───── STORED ROWS ─────

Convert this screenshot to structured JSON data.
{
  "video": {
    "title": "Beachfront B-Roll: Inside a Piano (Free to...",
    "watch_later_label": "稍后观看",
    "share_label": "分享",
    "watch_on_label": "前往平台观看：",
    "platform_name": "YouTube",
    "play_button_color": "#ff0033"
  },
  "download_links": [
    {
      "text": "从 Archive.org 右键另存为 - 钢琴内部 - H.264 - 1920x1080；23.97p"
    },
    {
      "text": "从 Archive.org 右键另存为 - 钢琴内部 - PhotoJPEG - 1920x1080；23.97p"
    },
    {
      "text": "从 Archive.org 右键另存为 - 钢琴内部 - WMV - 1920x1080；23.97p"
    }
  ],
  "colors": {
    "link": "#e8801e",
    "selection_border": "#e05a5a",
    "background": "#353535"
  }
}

─────

## CHALLENGE:
Copy the data above in full, character for character.

## RESPONSE BELOW:
Convert this screenshot to structured JSON data.
{
  "video": {
    "title": "Beachfront B-Roll: Inside a Piano (Free to...",
    "watch_later_label": "稍后观看",
    "share_label": "分享",
    "watch_on_label": "前往平台观看：",
    "platform_name": "YouTube",
    "play_button_color": "#ff0033"
  },
  "download_links": [
    {
      "text": "从 Archive.org 右键另存为 - 钢琴内部 - H.264 - 1920x1080；23.97p"
    },
    {
      "text": "从 Archive.org 右键另存为 - 钢琴内部 - PhotoJPEG - 1920x1080；23.97p"
    },
    {
      "text": "从 Archive.org 右键另存为 - 钢琴内部 - WMV - 1920x1080；23.97p"
    }
  ],
  "colors": {
    "link": "#e8801e",
    "selection_border": "#e05a5a",
    "background": "#353535"
  }
}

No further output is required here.